>>>>

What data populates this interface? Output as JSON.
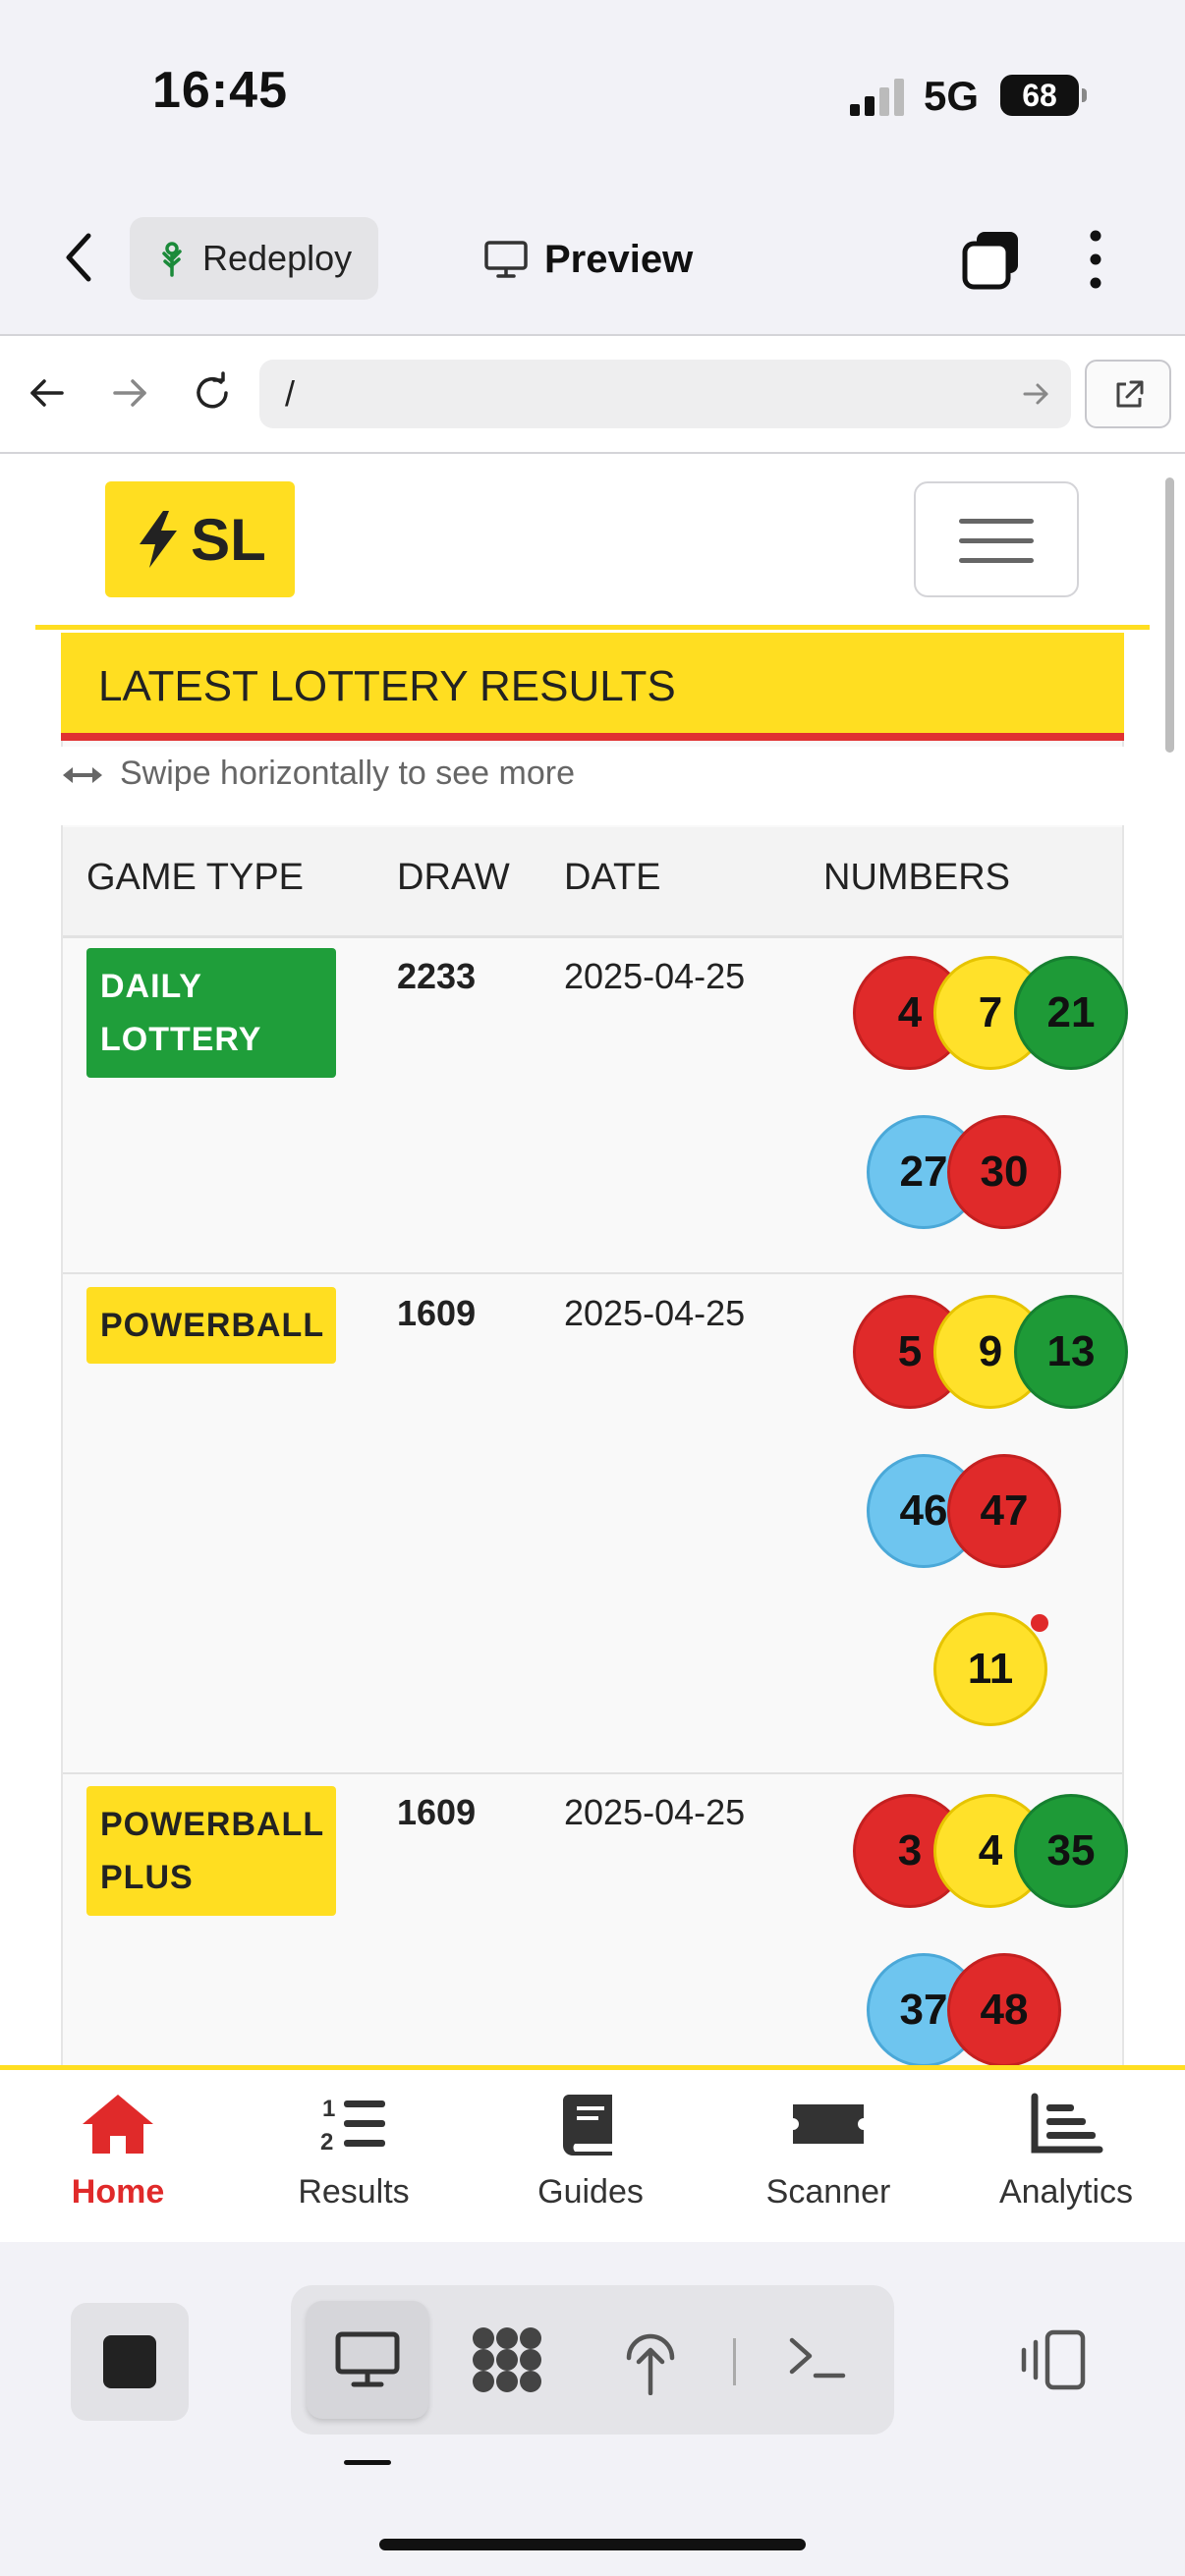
{
  "status": {
    "time": "16:45",
    "network": "5G",
    "battery": "68"
  },
  "topbar": {
    "redeploy_label": "Redeploy",
    "preview_label": "Preview"
  },
  "browser": {
    "url": "/"
  },
  "site": {
    "logo_text": "SL",
    "section_title": "LATEST LOTTERY RESULTS",
    "swipe_hint": "Swipe horizontally to see more",
    "columns": [
      "GAME TYPE",
      "DRAW",
      "DATE",
      "NUMBERS"
    ],
    "rows": [
      {
        "game": "DAILY LOTTERY",
        "game_color": "#1f9e3a",
        "draw": "2233",
        "date": "2025-04-25",
        "numbers": [
          "4",
          "7",
          "21",
          "27",
          "30"
        ],
        "bonus": ""
      },
      {
        "game": "POWERBALL",
        "game_color": "#ffde21",
        "draw": "1609",
        "date": "2025-04-25",
        "numbers": [
          "5",
          "9",
          "13",
          "46",
          "47"
        ],
        "bonus": "11"
      },
      {
        "game": "POWERBALL PLUS",
        "game_color": "#ffde21",
        "draw": "1609",
        "date": "2025-04-25",
        "numbers": [
          "3",
          "4",
          "35",
          "37",
          "48"
        ],
        "bonus": ""
      }
    ]
  },
  "bottom_nav": [
    {
      "label": "Home",
      "icon": "home-icon",
      "active": true
    },
    {
      "label": "Results",
      "icon": "list-ordered-icon",
      "active": false
    },
    {
      "label": "Guides",
      "icon": "book-icon",
      "active": false
    },
    {
      "label": "Scanner",
      "icon": "ticket-icon",
      "active": false
    },
    {
      "label": "Analytics",
      "icon": "chart-icon",
      "active": false
    }
  ],
  "colors": {
    "brand_yellow": "#ffde21",
    "accent_red": "#e02a2a",
    "ball_green": "#1e9a37",
    "ball_blue": "#6ec5ef"
  }
}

<<<<

• _To be done_
From the entries above, copy every line where the word "icon" shows up.

• _Final result_
      "icon": "home-icon",
      "icon": "list-ordered-icon",
      "icon": "book-icon",
      "icon": "ticket-icon",
      "icon": "chart-icon",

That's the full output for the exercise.